Records supplied
##############################

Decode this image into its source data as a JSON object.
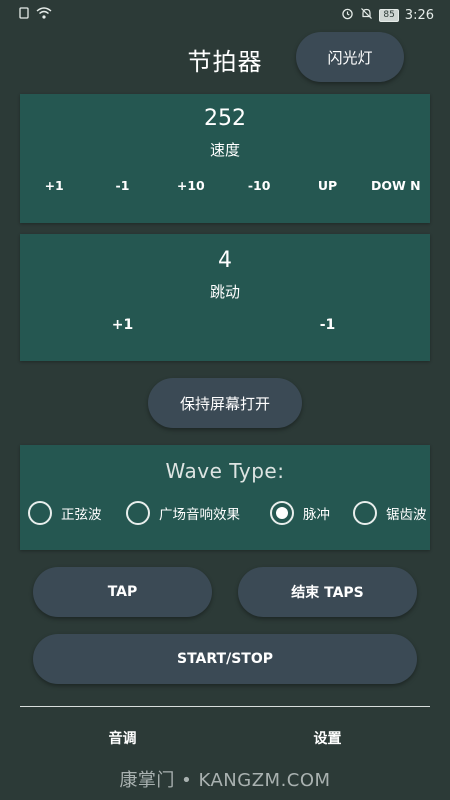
{
  "status_bar": {
    "battery": "85",
    "time": "3:26"
  },
  "header": {
    "title": "节拍器",
    "flash_label": "闪光灯"
  },
  "tempo": {
    "value": "252",
    "label": "速度",
    "buttons": [
      "+1",
      "-1",
      "+10",
      "-10",
      "UP",
      "DOW N"
    ]
  },
  "beats": {
    "value": "4",
    "label": "跳动",
    "buttons": [
      "+1",
      "-1"
    ]
  },
  "keep_screen_label": "保持屏幕打开",
  "wave": {
    "title": "Wave Type:",
    "options": [
      {
        "label": "正弦波",
        "checked": false
      },
      {
        "label": "广场音响效果",
        "checked": false
      },
      {
        "label": "脉冲",
        "checked": true
      },
      {
        "label": "锯齿波",
        "checked": false
      }
    ]
  },
  "actions": {
    "tap": "TAP",
    "end_taps": "结束 TAPS",
    "start_stop": "START/STOP"
  },
  "bottom_nav": {
    "pitch": "音调",
    "settings": "设置"
  },
  "watermark": "康掌门 • KANGZM.COM",
  "colors": {
    "background": "#2c3a37",
    "panel": "#255751",
    "button": "#3b4a55",
    "text": "#ffffff"
  }
}
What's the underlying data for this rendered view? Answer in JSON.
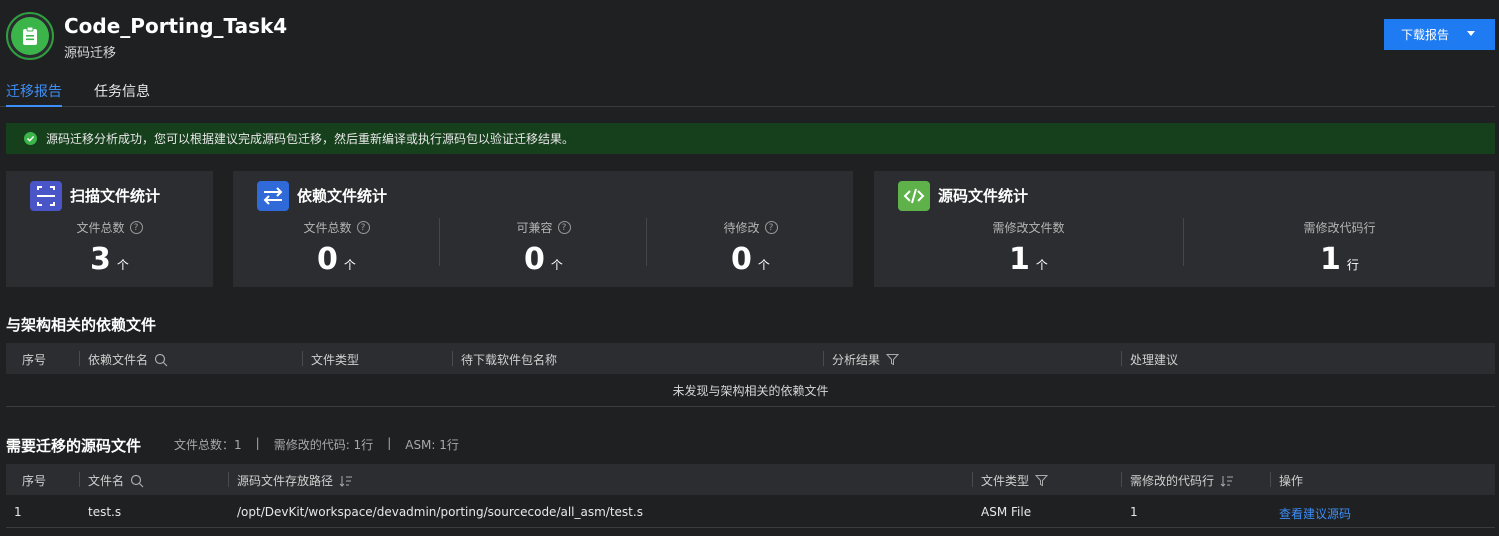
{
  "header": {
    "title": "Code_Porting_Task4",
    "subtitle": "源码迁移",
    "download_label": "下载报告"
  },
  "tabs": [
    {
      "label": "迁移报告",
      "active": true
    },
    {
      "label": "任务信息",
      "active": false
    }
  ],
  "alert": {
    "text": "源码迁移分析成功，您可以根据建议完成源码包迁移，然后重新编译或执行源码包以验证迁移结果。",
    "color": "#3bb54a"
  },
  "cards": {
    "scan": {
      "title": "扫描文件统计",
      "icon": "scan-icon",
      "stats": [
        {
          "label": "文件总数",
          "value": "3",
          "unit": "个"
        }
      ]
    },
    "dependency": {
      "title": "依赖文件统计",
      "icon": "swap-icon",
      "stats": [
        {
          "label": "文件总数",
          "value": "0",
          "unit": "个"
        },
        {
          "label": "可兼容",
          "value": "0",
          "unit": "个"
        },
        {
          "label": "待修改",
          "value": "0",
          "unit": "个"
        }
      ]
    },
    "source": {
      "title": "源码文件统计",
      "icon": "code-icon",
      "stats": [
        {
          "label": "需修改文件数",
          "value": "1",
          "unit": "个"
        },
        {
          "label": "需修改代码行",
          "value": "1",
          "unit": "行"
        }
      ]
    }
  },
  "dependency_table": {
    "title": "与架构相关的依赖文件",
    "columns": [
      "序号",
      "依赖文件名",
      "文件类型",
      "待下载软件包名称",
      "分析结果",
      "处理建议"
    ],
    "empty_text": "未发现与架构相关的依赖文件"
  },
  "source_table": {
    "title": "需要迁移的源码文件",
    "summary": {
      "total": "文件总数：1",
      "sep1": "|",
      "lines": "需修改的代码: 1行",
      "sep2": "|",
      "asm": "ASM: 1行"
    },
    "columns": [
      "序号",
      "文件名",
      "源码文件存放路径",
      "文件类型",
      "需修改的代码行",
      "操作"
    ],
    "rows": [
      {
        "index": "1",
        "name": "test.s",
        "path": "/opt/DevKit/workspace/devadmin/porting/sourcecode/all_asm/test.s",
        "type": "ASM File",
        "lines": "1",
        "action": "查看建议源码"
      }
    ]
  },
  "colors": {
    "accent": "#1f7bf2",
    "link": "#3d8ef7",
    "success": "#3bb54a",
    "background": "#1f2022",
    "card": "#2c2d30"
  }
}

##############################

Exercise description
Reproduce every record above exactly, omitting the pictures.

Task result
Decode this image into its source data as a JSON object.
{
  "status_bar": {
    "battery": "85",
    "time": "3:26"
  },
  "header": {
    "title": "节拍器",
    "flash_label": "闪光灯"
  },
  "tempo": {
    "value": "252",
    "label": "速度",
    "buttons": [
      "+1",
      "-1",
      "+10",
      "-10",
      "UP",
      "DOW N"
    ]
  },
  "beats": {
    "value": "4",
    "label": "跳动",
    "buttons": [
      "+1",
      "-1"
    ]
  },
  "keep_screen_label": "保持屏幕打开",
  "wave": {
    "title": "Wave Type:",
    "options": [
      {
        "label": "正弦波",
        "checked": false
      },
      {
        "label": "广场音响效果",
        "checked": false
      },
      {
        "label": "脉冲",
        "checked": true
      },
      {
        "label": "锯齿波",
        "checked": false
      }
    ]
  },
  "actions": {
    "tap": "TAP",
    "end_taps": "结束 TAPS",
    "start_stop": "START/STOP"
  },
  "bottom_nav": {
    "pitch": "音调",
    "settings": "设置"
  },
  "watermark": "康掌门 • KANGZM.COM",
  "colors": {
    "background": "#2c3a37",
    "panel": "#255751",
    "button": "#3b4a55",
    "text": "#ffffff"
  }
}
What's the underlying data for this rendered view? Answer in JSON.
{
  "header": {
    "title": "Code_Porting_Task4",
    "subtitle": "源码迁移",
    "download_label": "下载报告"
  },
  "tabs": [
    {
      "label": "迁移报告",
      "active": true
    },
    {
      "label": "任务信息",
      "active": false
    }
  ],
  "alert": {
    "text": "源码迁移分析成功，您可以根据建议完成源码包迁移，然后重新编译或执行源码包以验证迁移结果。",
    "color": "#3bb54a"
  },
  "cards": {
    "scan": {
      "title": "扫描文件统计",
      "icon": "scan-icon",
      "stats": [
        {
          "label": "文件总数",
          "value": "3",
          "unit": "个"
        }
      ]
    },
    "dependency": {
      "title": "依赖文件统计",
      "icon": "swap-icon",
      "stats": [
        {
          "label": "文件总数",
          "value": "0",
          "unit": "个"
        },
        {
          "label": "可兼容",
          "value": "0",
          "unit": "个"
        },
        {
          "label": "待修改",
          "value": "0",
          "unit": "个"
        }
      ]
    },
    "source": {
      "title": "源码文件统计",
      "icon": "code-icon",
      "stats": [
        {
          "label": "需修改文件数",
          "value": "1",
          "unit": "个"
        },
        {
          "label": "需修改代码行",
          "value": "1",
          "unit": "行"
        }
      ]
    }
  },
  "dependency_table": {
    "title": "与架构相关的依赖文件",
    "columns": [
      "序号",
      "依赖文件名",
      "文件类型",
      "待下载软件包名称",
      "分析结果",
      "处理建议"
    ],
    "empty_text": "未发现与架构相关的依赖文件"
  },
  "source_table": {
    "title": "需要迁移的源码文件",
    "summary": {
      "total": "文件总数：1",
      "sep1": "|",
      "lines": "需修改的代码: 1行",
      "sep2": "|",
      "asm": "ASM: 1行"
    },
    "columns": [
      "序号",
      "文件名",
      "源码文件存放路径",
      "文件类型",
      "需修改的代码行",
      "操作"
    ],
    "rows": [
      {
        "index": "1",
        "name": "test.s",
        "path": "/opt/DevKit/workspace/devadmin/porting/sourcecode/all_asm/test.s",
        "type": "ASM File",
        "lines": "1",
        "action": "查看建议源码"
      }
    ]
  },
  "colors": {
    "accent": "#1f7bf2",
    "link": "#3d8ef7",
    "success": "#3bb54a",
    "background": "#1f2022",
    "card": "#2c2d30"
  }
}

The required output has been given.